## begin Provided entries
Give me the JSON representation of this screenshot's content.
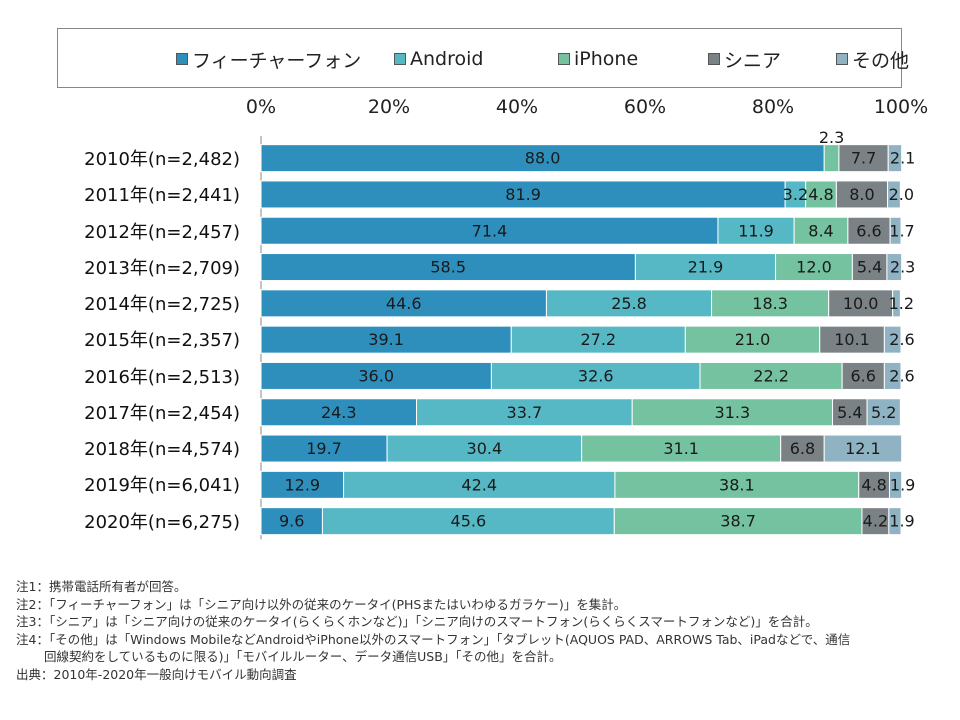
{
  "legend": {
    "items": [
      {
        "label": "フィーチャーフォン",
        "color": "#2e8fbd"
      },
      {
        "label": "Android",
        "color": "#55b8c4"
      },
      {
        "label": "iPhone",
        "color": "#74c2a0"
      },
      {
        "label": "シニア",
        "color": "#7a8285"
      },
      {
        "label": "その他",
        "color": "#8fb3c3"
      }
    ]
  },
  "chart_data": {
    "type": "bar",
    "orientation": "horizontal",
    "stacked": true,
    "percent": true,
    "xlim": [
      0,
      100
    ],
    "xticks": [
      "0%",
      "20%",
      "40%",
      "60%",
      "80%",
      "100%"
    ],
    "legend_position": "top",
    "grid": false,
    "categories": [
      "2010年(n=2,482)",
      "2011年(n=2,441)",
      "2012年(n=2,457)",
      "2013年(n=2,709)",
      "2014年(n=2,725)",
      "2015年(n=2,357)",
      "2016年(n=2,513)",
      "2017年(n=2,454)",
      "2018年(n=4,574)",
      "2019年(n=6,041)",
      "2020年(n=6,275)"
    ],
    "series": [
      {
        "name": "フィーチャーフォン",
        "values": [
          88.0,
          81.9,
          71.4,
          58.5,
          44.6,
          39.1,
          36.0,
          24.3,
          19.7,
          12.9,
          9.6
        ]
      },
      {
        "name": "Android",
        "values": [
          0,
          3.2,
          11.9,
          21.9,
          25.8,
          27.2,
          32.6,
          33.7,
          30.4,
          42.4,
          45.6
        ]
      },
      {
        "name": "iPhone",
        "values": [
          2.3,
          4.8,
          8.4,
          12.0,
          18.3,
          21.0,
          22.2,
          31.3,
          31.1,
          38.1,
          38.7
        ]
      },
      {
        "name": "シニア",
        "values": [
          7.7,
          8.0,
          6.6,
          5.4,
          10.0,
          10.1,
          6.6,
          5.4,
          6.8,
          4.8,
          4.2
        ]
      },
      {
        "name": "その他",
        "values": [
          2.1,
          2.0,
          1.7,
          2.3,
          1.2,
          2.6,
          2.6,
          5.2,
          12.1,
          1.9,
          1.9
        ]
      }
    ]
  },
  "notes": [
    "注1：携帯電話所有者が回答。",
    "注2：「フィーチャーフォン」は「シニア向け以外の従来のケータイ(PHSまたはいわゆるガラケー)」を集計。",
    "注3：「シニア」は「シニア向けの従来のケータイ(らくらくホンなど)」「シニア向けのスマートフォン(らくらくスマートフォンなど)」を合計。",
    "注4：「その他」は「Windows MobileなどAndroidやiPhone以外のスマートフォン」「タブレット(AQUOS PAD、ARROWS Tab、iPadなどで、通信",
    "回線契約をしているものに限る)」「モバイルルーター、データ通信USB」「その他」を合計。",
    "出典：2010年-2020年一般向けモバイル動向調査"
  ]
}
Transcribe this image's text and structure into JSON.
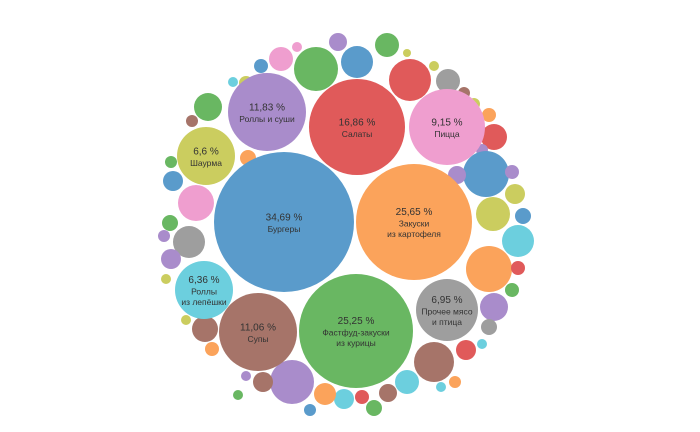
{
  "chart_data": {
    "type": "bubble",
    "bubbles": [
      {
        "value": "34,69 %",
        "label": [
          "Бургеры"
        ],
        "color": "#5a9bcb"
      },
      {
        "value": "25,65 %",
        "label": [
          "Закуски",
          "из картофеля"
        ],
        "color": "#fba35b"
      },
      {
        "value": "25,25 %",
        "label": [
          "Фастфуд-закуски",
          "из курицы"
        ],
        "color": "#69b762"
      },
      {
        "value": "16,86 %",
        "label": [
          "Салаты"
        ],
        "color": "#e05a5a"
      },
      {
        "value": "11,83 %",
        "label": [
          "Роллы и суши"
        ],
        "color": "#a98ccb"
      },
      {
        "value": "11,06 %",
        "label": [
          "Супы"
        ],
        "color": "#a67469"
      },
      {
        "value": "9,15 %",
        "label": [
          "Пицца"
        ],
        "color": "#ef9ecf"
      },
      {
        "value": "6,95 %",
        "label": [
          "Прочее мясо",
          "и птица"
        ],
        "color": "#9e9e9e"
      },
      {
        "value": "6,6 %",
        "label": [
          "Шаурма"
        ],
        "color": "#cbcd5f"
      },
      {
        "value": "6,36 %",
        "label": [
          "Роллы",
          "из лепёшки"
        ],
        "color": "#6ccfde"
      }
    ],
    "palette": [
      "#5a9bcb",
      "#fba35b",
      "#69b762",
      "#e05a5a",
      "#a98ccb",
      "#a67469",
      "#ef9ecf",
      "#9e9e9e",
      "#cbcd5f",
      "#6ccfde"
    ]
  }
}
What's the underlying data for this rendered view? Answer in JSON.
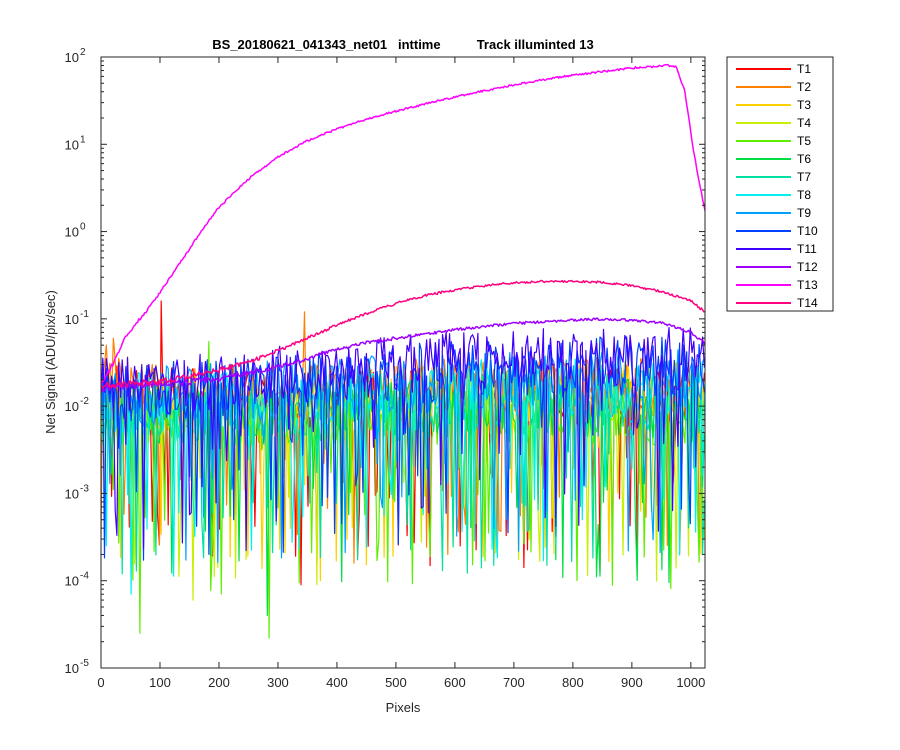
{
  "chart_data": {
    "type": "line",
    "title": "BS_20180621_041343_net01   inttime          Track illuminted 13",
    "xlabel": "Pixels",
    "ylabel": "Net Signal (ADU/pix/sec)",
    "xlim": [
      0,
      1024
    ],
    "ylim": [
      1e-05,
      100
    ],
    "yscale": "log",
    "grid": false,
    "legend_placement": "outside-right",
    "x_ticks": [
      0,
      100,
      200,
      300,
      400,
      500,
      600,
      700,
      800,
      900,
      1000
    ],
    "y_ticks": [
      {
        "base": "10",
        "exp": "-5",
        "value": 1e-05
      },
      {
        "base": "10",
        "exp": "-4",
        "value": 0.0001
      },
      {
        "base": "10",
        "exp": "-3",
        "value": 0.001
      },
      {
        "base": "10",
        "exp": "-2",
        "value": 0.01
      },
      {
        "base": "10",
        "exp": "-1",
        "value": 0.1
      },
      {
        "base": "10",
        "exp": "0",
        "value": 1
      },
      {
        "base": "10",
        "exp": "1",
        "value": 10
      },
      {
        "base": "10",
        "exp": "2",
        "value": 100
      }
    ],
    "series": [
      {
        "name": "T1",
        "color": "#ff0000",
        "kind": "noise",
        "x": [
          0,
          100,
          200,
          300,
          400,
          500,
          600,
          700,
          800,
          900,
          1024
        ],
        "values": [
          0.015,
          0.013,
          0.012,
          0.011,
          0.011,
          0.012,
          0.013,
          0.013,
          0.013,
          0.013,
          0.013
        ],
        "spikes": [
          {
            "x": 103,
            "y": 0.16
          },
          {
            "x": 847,
            "y": 0.00013
          },
          {
            "x": 340,
            "y": 9e-05
          }
        ]
      },
      {
        "name": "T2",
        "color": "#ff7f00",
        "kind": "noise",
        "x": [
          0,
          100,
          200,
          300,
          400,
          500,
          600,
          700,
          800,
          900,
          1024
        ],
        "values": [
          0.018,
          0.015,
          0.014,
          0.014,
          0.015,
          0.016,
          0.017,
          0.017,
          0.017,
          0.017,
          0.017
        ],
        "spikes": [
          {
            "x": 10,
            "y": 0.05
          },
          {
            "x": 20,
            "y": 0.06
          },
          {
            "x": 345,
            "y": 0.12
          }
        ]
      },
      {
        "name": "T3",
        "color": "#ffd000",
        "kind": "noise",
        "x": [
          0,
          100,
          200,
          300,
          400,
          500,
          600,
          700,
          800,
          900,
          1024
        ],
        "values": [
          0.012,
          0.011,
          0.011,
          0.011,
          0.012,
          0.013,
          0.014,
          0.015,
          0.015,
          0.015,
          0.014
        ],
        "spikes": [
          {
            "x": 372,
            "y": 0.0001
          }
        ]
      },
      {
        "name": "T4",
        "color": "#c8f000",
        "kind": "noise",
        "x": [
          0,
          100,
          200,
          300,
          400,
          500,
          600,
          700,
          800,
          900,
          1024
        ],
        "values": [
          0.009,
          0.008,
          0.008,
          0.009,
          0.009,
          0.01,
          0.01,
          0.01,
          0.01,
          0.01,
          0.009
        ],
        "spikes": [
          {
            "x": 155,
            "y": 6e-05
          }
        ]
      },
      {
        "name": "T5",
        "color": "#60ee00",
        "kind": "noise",
        "x": [
          0,
          100,
          200,
          300,
          400,
          500,
          600,
          700,
          800,
          900,
          1024
        ],
        "values": [
          0.008,
          0.007,
          0.007,
          0.007,
          0.008,
          0.008,
          0.008,
          0.008,
          0.008,
          0.008,
          0.007
        ],
        "spikes": [
          {
            "x": 65,
            "y": 2.5e-05
          },
          {
            "x": 285,
            "y": 2.2e-05
          },
          {
            "x": 183,
            "y": 0.055
          }
        ]
      },
      {
        "name": "T6",
        "color": "#00dd40",
        "kind": "noise",
        "x": [
          0,
          100,
          200,
          300,
          400,
          500,
          600,
          700,
          800,
          900,
          1024
        ],
        "values": [
          0.008,
          0.008,
          0.008,
          0.008,
          0.009,
          0.009,
          0.01,
          0.01,
          0.01,
          0.01,
          0.009
        ],
        "spikes": [
          {
            "x": 283,
            "y": 4e-05
          }
        ]
      },
      {
        "name": "T7",
        "color": "#00e0a0",
        "kind": "noise",
        "x": [
          0,
          100,
          200,
          300,
          400,
          500,
          600,
          700,
          800,
          900,
          1024
        ],
        "values": [
          0.009,
          0.009,
          0.009,
          0.009,
          0.01,
          0.011,
          0.011,
          0.012,
          0.012,
          0.012,
          0.011
        ],
        "spikes": [
          {
            "x": 37,
            "y": 0.00012
          },
          {
            "x": 1020,
            "y": 0.0002
          }
        ]
      },
      {
        "name": "T8",
        "color": "#00f0f0",
        "kind": "noise",
        "x": [
          0,
          100,
          200,
          300,
          400,
          500,
          600,
          700,
          800,
          900,
          1024
        ],
        "values": [
          0.011,
          0.011,
          0.011,
          0.012,
          0.013,
          0.014,
          0.015,
          0.016,
          0.016,
          0.016,
          0.015
        ],
        "spikes": [
          {
            "x": 52,
            "y": 7e-05
          }
        ]
      },
      {
        "name": "T9",
        "color": "#00a0ff",
        "kind": "noise",
        "x": [
          0,
          100,
          200,
          300,
          400,
          500,
          600,
          700,
          800,
          900,
          1024
        ],
        "values": [
          0.013,
          0.013,
          0.014,
          0.015,
          0.016,
          0.018,
          0.019,
          0.02,
          0.021,
          0.021,
          0.02
        ],
        "spikes": []
      },
      {
        "name": "T10",
        "color": "#0040ff",
        "kind": "noise",
        "x": [
          0,
          100,
          200,
          300,
          400,
          500,
          600,
          700,
          800,
          900,
          1024
        ],
        "values": [
          0.014,
          0.015,
          0.016,
          0.018,
          0.02,
          0.023,
          0.025,
          0.027,
          0.028,
          0.028,
          0.027
        ],
        "spikes": []
      },
      {
        "name": "T11",
        "color": "#4000ff",
        "kind": "noise",
        "x": [
          0,
          100,
          200,
          300,
          400,
          500,
          600,
          700,
          800,
          900,
          1024
        ],
        "values": [
          0.016,
          0.017,
          0.019,
          0.022,
          0.025,
          0.029,
          0.032,
          0.035,
          0.037,
          0.037,
          0.035
        ],
        "spikes": []
      },
      {
        "name": "T12",
        "color": "#a000ff",
        "kind": "smooth",
        "x": [
          0,
          50,
          100,
          150,
          200,
          250,
          300,
          350,
          400,
          450,
          500,
          550,
          600,
          650,
          700,
          750,
          800,
          850,
          900,
          950,
          1000,
          1024
        ],
        "values": [
          0.016,
          0.017,
          0.018,
          0.019,
          0.021,
          0.024,
          0.028,
          0.035,
          0.045,
          0.053,
          0.06,
          0.067,
          0.075,
          0.082,
          0.088,
          0.093,
          0.097,
          0.099,
          0.097,
          0.09,
          0.07,
          0.052
        ],
        "spikes": []
      },
      {
        "name": "T13",
        "color": "#ff00ff",
        "kind": "smooth",
        "x": [
          0,
          20,
          40,
          60,
          80,
          100,
          120,
          140,
          160,
          180,
          200,
          250,
          300,
          350,
          400,
          450,
          500,
          550,
          600,
          650,
          700,
          750,
          800,
          850,
          900,
          940,
          960,
          975,
          990,
          1005,
          1015,
          1024
        ],
        "values": [
          0.018,
          0.03,
          0.06,
          0.09,
          0.13,
          0.2,
          0.32,
          0.5,
          0.8,
          1.25,
          1.9,
          4.0,
          7.2,
          11,
          15,
          19.5,
          24,
          29,
          35,
          41,
          48,
          55,
          62,
          68,
          75,
          78,
          80,
          78,
          40,
          8,
          3.5,
          1.7
        ],
        "spikes": []
      },
      {
        "name": "T14",
        "color": "#ff0080",
        "kind": "smooth",
        "x": [
          0,
          50,
          100,
          150,
          200,
          250,
          300,
          350,
          400,
          450,
          500,
          550,
          600,
          650,
          700,
          750,
          800,
          850,
          900,
          950,
          1000,
          1024
        ],
        "values": [
          0.017,
          0.018,
          0.019,
          0.022,
          0.026,
          0.032,
          0.043,
          0.06,
          0.085,
          0.115,
          0.15,
          0.185,
          0.215,
          0.24,
          0.258,
          0.268,
          0.27,
          0.262,
          0.24,
          0.205,
          0.16,
          0.12
        ],
        "spikes": []
      }
    ]
  }
}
## end Provided entries
Task details: What is the number of lines in the records that contain the word "JSON"? Answer with the number and nothing else.

Exercise result: 3